• [Saved data entries]
==========

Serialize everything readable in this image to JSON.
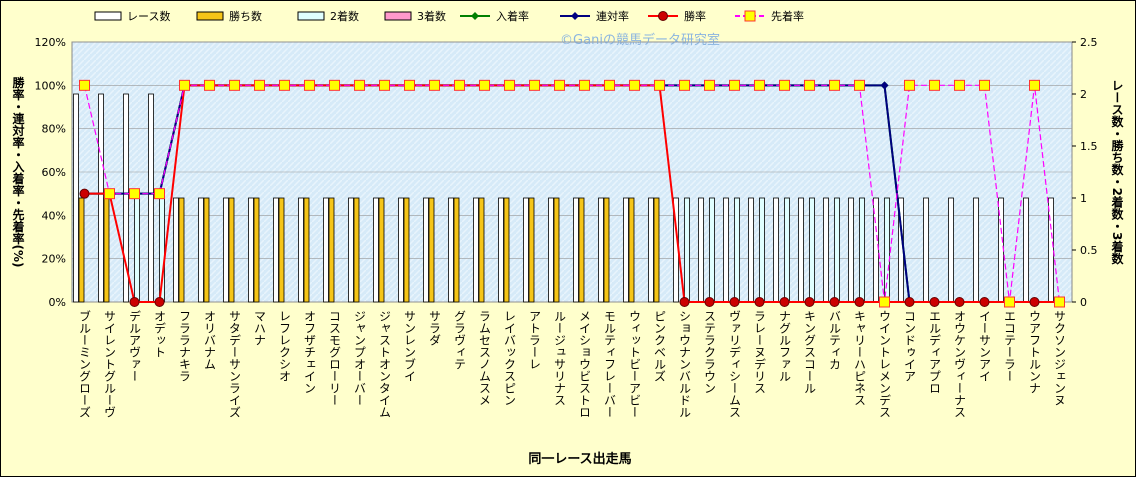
{
  "chart_data": {
    "type": "combo",
    "title": "©Ganiの競馬データ研究室",
    "x_label": "同一レース出走馬",
    "y_label": "勝率・連対率・入着率・先着率(%)",
    "y2_label": "レース数・勝ち数・2着数・3着数",
    "categories": [
      "ブルーミングローズ",
      "サイレントグルーヴ",
      "デルアヴァー",
      "オデット",
      "フララナキラ",
      "オリバナム",
      "サタデーサンライズ",
      "マハナ",
      "レフレクシオ",
      "オフザチェイン",
      "コスモグローリー",
      "ジャンプオーバー",
      "ジャストオンタイム",
      "サンレンブイ",
      "サラダ",
      "グラヴィテ",
      "ラムセスノムスメ",
      "レイバックスピン",
      "アトラーレ",
      "ルージュサリナス",
      "メイショウビストロ",
      "モルティフレーバー",
      "ウィットビーアビー",
      "ピンクベルズ",
      "ショウナンバルドル",
      "ステラクラウン",
      "ヴァリディシームス",
      "ラレーヌデリス",
      "ナグルファル",
      "キングスコール",
      "バルティカ",
      "キャリーハピネス",
      "ウイントレメンデス",
      "コンドゥイア",
      "エルディアプロ",
      "オウケンヴィーナス",
      "イーサンアイ",
      "エコテーラー",
      "ウアフトルンナ",
      "サクソンジェンヌ"
    ],
    "ylim": [
      0,
      120
    ],
    "yticks": [
      {
        "value": 0,
        "label": "0%"
      },
      {
        "value": 20,
        "label": "20%"
      },
      {
        "value": 40,
        "label": "40%"
      },
      {
        "value": 60,
        "label": "60%"
      },
      {
        "value": 80,
        "label": "80%"
      },
      {
        "value": 100,
        "label": "100%"
      },
      {
        "value": 120,
        "label": "120%"
      }
    ],
    "y2lim": [
      0,
      2.5
    ],
    "y2ticks": [
      0,
      0.5,
      1,
      1.5,
      2,
      2.5
    ],
    "grid": true,
    "series": [
      {
        "name": "レース数",
        "type": "bar",
        "axis": "y2",
        "color": "#ffffff",
        "values": [
          2,
          2,
          2,
          2,
          1,
          1,
          1,
          1,
          1,
          1,
          1,
          1,
          1,
          1,
          1,
          1,
          1,
          1,
          1,
          1,
          1,
          1,
          1,
          1,
          1,
          1,
          1,
          1,
          1,
          1,
          1,
          1,
          1,
          1,
          1,
          1,
          1,
          1,
          1,
          1
        ]
      },
      {
        "name": "勝ち数",
        "type": "bar",
        "axis": "y2",
        "color": "#f5c518",
        "values": [
          1,
          1,
          0,
          0,
          1,
          1,
          1,
          1,
          1,
          1,
          1,
          1,
          1,
          1,
          1,
          1,
          1,
          1,
          1,
          1,
          1,
          1,
          1,
          1,
          0,
          0,
          0,
          0,
          0,
          0,
          0,
          0,
          0,
          0,
          0,
          0,
          0,
          0,
          0,
          0
        ]
      },
      {
        "name": "2着数",
        "type": "bar",
        "axis": "y2",
        "color": "#e0ffff",
        "values": [
          0,
          0,
          1,
          1,
          0,
          0,
          0,
          0,
          0,
          0,
          0,
          0,
          0,
          0,
          0,
          0,
          0,
          0,
          0,
          0,
          0,
          0,
          0,
          0,
          1,
          1,
          1,
          1,
          1,
          1,
          1,
          1,
          1,
          0,
          0,
          0,
          0,
          0,
          0,
          0
        ]
      },
      {
        "name": "3着数",
        "type": "bar",
        "axis": "y2",
        "color": "#ff99cc",
        "values": [
          0,
          0,
          0,
          0,
          0,
          0,
          0,
          0,
          0,
          0,
          0,
          0,
          0,
          0,
          0,
          0,
          0,
          0,
          0,
          0,
          0,
          0,
          0,
          0,
          0,
          0,
          0,
          0,
          0,
          0,
          0,
          0,
          0,
          0,
          0,
          0,
          0,
          0,
          0,
          0
        ]
      },
      {
        "name": "入着率",
        "type": "line",
        "color": "#008000",
        "marker": "diamond",
        "values": [
          50,
          50,
          50,
          50,
          100,
          100,
          100,
          100,
          100,
          100,
          100,
          100,
          100,
          100,
          100,
          100,
          100,
          100,
          100,
          100,
          100,
          100,
          100,
          100,
          100,
          100,
          100,
          100,
          100,
          100,
          100,
          100,
          100,
          0,
          0,
          0,
          0,
          0,
          0,
          0
        ]
      },
      {
        "name": "連対率",
        "type": "line",
        "color": "#000080",
        "marker": "diamond",
        "values": [
          50,
          50,
          50,
          50,
          100,
          100,
          100,
          100,
          100,
          100,
          100,
          100,
          100,
          100,
          100,
          100,
          100,
          100,
          100,
          100,
          100,
          100,
          100,
          100,
          100,
          100,
          100,
          100,
          100,
          100,
          100,
          100,
          100,
          0,
          0,
          0,
          0,
          0,
          0,
          0
        ]
      },
      {
        "name": "勝率",
        "type": "line",
        "color": "#ff0000",
        "marker": "circle",
        "values": [
          50,
          50,
          0,
          0,
          100,
          100,
          100,
          100,
          100,
          100,
          100,
          100,
          100,
          100,
          100,
          100,
          100,
          100,
          100,
          100,
          100,
          100,
          100,
          100,
          0,
          0,
          0,
          0,
          0,
          0,
          0,
          0,
          0,
          0,
          0,
          0,
          0,
          0,
          0,
          0
        ]
      },
      {
        "name": "先着率",
        "type": "line",
        "color": "#ff00ff",
        "marker": "square",
        "dashed": true,
        "values": [
          100,
          50,
          50,
          50,
          100,
          100,
          100,
          100,
          100,
          100,
          100,
          100,
          100,
          100,
          100,
          100,
          100,
          100,
          100,
          100,
          100,
          100,
          100,
          100,
          100,
          100,
          100,
          100,
          100,
          100,
          100,
          100,
          0,
          100,
          100,
          100,
          100,
          0,
          100,
          0
        ]
      }
    ]
  }
}
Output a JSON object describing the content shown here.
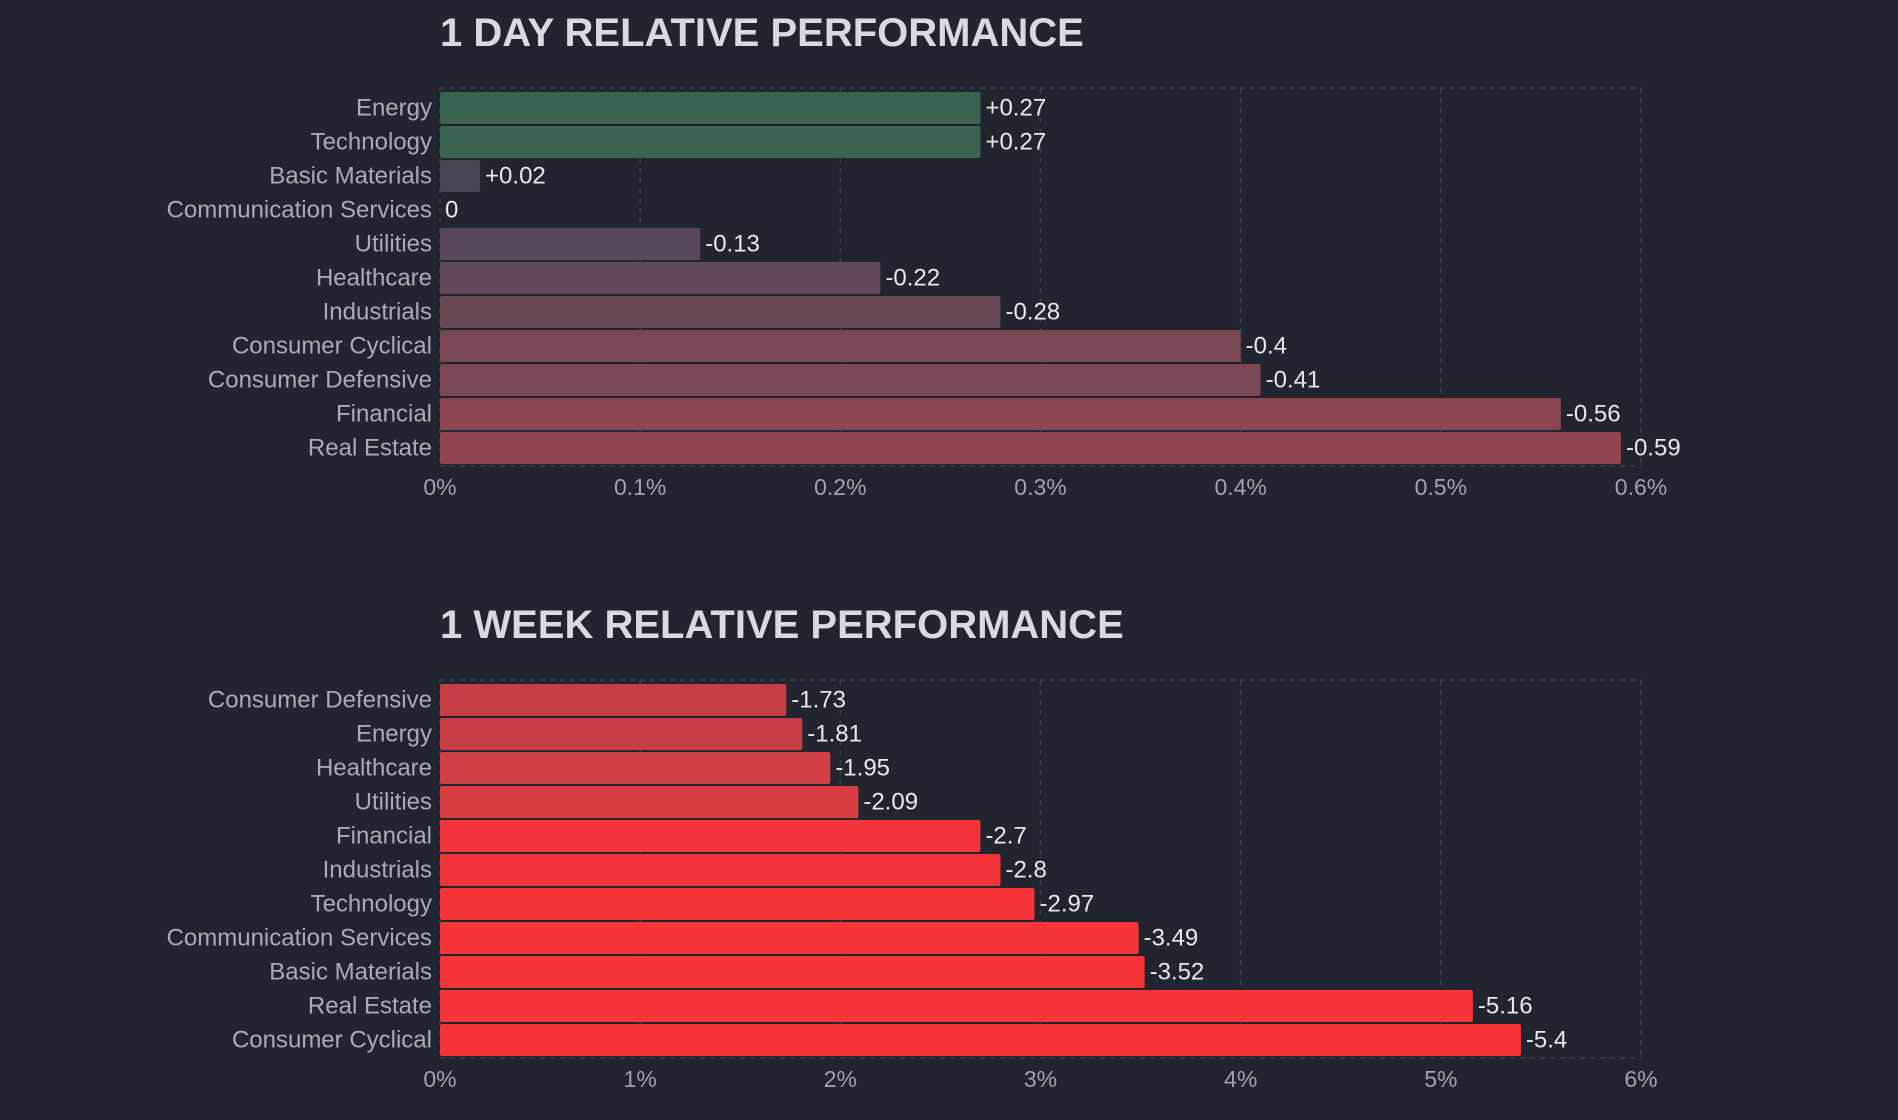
{
  "chart_data": [
    {
      "type": "bar",
      "orientation": "horizontal",
      "title": "1 DAY RELATIVE PERFORMANCE",
      "categories": [
        "Energy",
        "Technology",
        "Basic Materials",
        "Communication Services",
        "Utilities",
        "Healthcare",
        "Industrials",
        "Consumer Cyclical",
        "Consumer Defensive",
        "Financial",
        "Real Estate"
      ],
      "values": [
        0.27,
        0.27,
        0.02,
        0,
        -0.13,
        -0.22,
        -0.28,
        -0.4,
        -0.41,
        -0.56,
        -0.59
      ],
      "value_labels": [
        "+0.27",
        "+0.27",
        "+0.02",
        "0",
        "-0.13",
        "-0.22",
        "-0.28",
        "-0.4",
        "-0.41",
        "-0.56",
        "-0.59"
      ],
      "bar_colors": [
        "#3a6350",
        "#3a6350",
        "#454957",
        "#454957",
        "#58465a",
        "#614858",
        "#694856",
        "#774852",
        "#7a4852",
        "#8a454f",
        "#91454e"
      ],
      "xlim": [
        0,
        0.6
      ],
      "ticks": [
        0,
        0.1,
        0.2,
        0.3,
        0.4,
        0.5,
        0.6
      ],
      "tick_labels": [
        "0%",
        "0.1%",
        "0.2%",
        "0.3%",
        "0.4%",
        "0.5%",
        "0.6%"
      ],
      "grid": true,
      "xlabel": "",
      "ylabel": ""
    },
    {
      "type": "bar",
      "orientation": "horizontal",
      "title": "1 WEEK RELATIVE PERFORMANCE",
      "categories": [
        "Consumer Defensive",
        "Energy",
        "Healthcare",
        "Utilities",
        "Financial",
        "Industrials",
        "Technology",
        "Communication Services",
        "Basic Materials",
        "Real Estate",
        "Consumer Cyclical"
      ],
      "values": [
        -1.73,
        -1.81,
        -1.95,
        -2.09,
        -2.7,
        -2.8,
        -2.97,
        -3.49,
        -3.52,
        -5.16,
        -5.4
      ],
      "value_labels": [
        "-1.73",
        "-1.81",
        "-1.95",
        "-2.09",
        "-2.7",
        "-2.8",
        "-2.97",
        "-3.49",
        "-3.52",
        "-5.16",
        "-5.4"
      ],
      "bar_colors": [
        "#c53f44",
        "#c73f44",
        "#cf3f44",
        "#d53e43",
        "#f3343a",
        "#f3343a",
        "#f5353a",
        "#f5353a",
        "#f5353a",
        "#f5353a",
        "#f5353a"
      ],
      "xlim": [
        0,
        6
      ],
      "ticks": [
        0,
        1,
        2,
        3,
        4,
        5,
        6
      ],
      "tick_labels": [
        "0%",
        "1%",
        "2%",
        "3%",
        "4%",
        "5%",
        "6%"
      ],
      "grid": true,
      "xlabel": "",
      "ylabel": ""
    }
  ],
  "colors": {
    "background": "#21252f",
    "title": "#d8dae3",
    "category_label": "#a8acba",
    "value_label": "#e8e9ee",
    "tick_label": "#9ea2b2",
    "grid": "#3b404c"
  }
}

==========

• [Required task] All lines in the data that contain the word "name" should be copied.

• [Full output]
        "name": "レース数",
        "name": "勝ち数",
        "name": "2着数",
        "name": "3着数",
        "name": "入着率",
        "name": "連対率",
        "name": "勝率",
        "name": "先着率",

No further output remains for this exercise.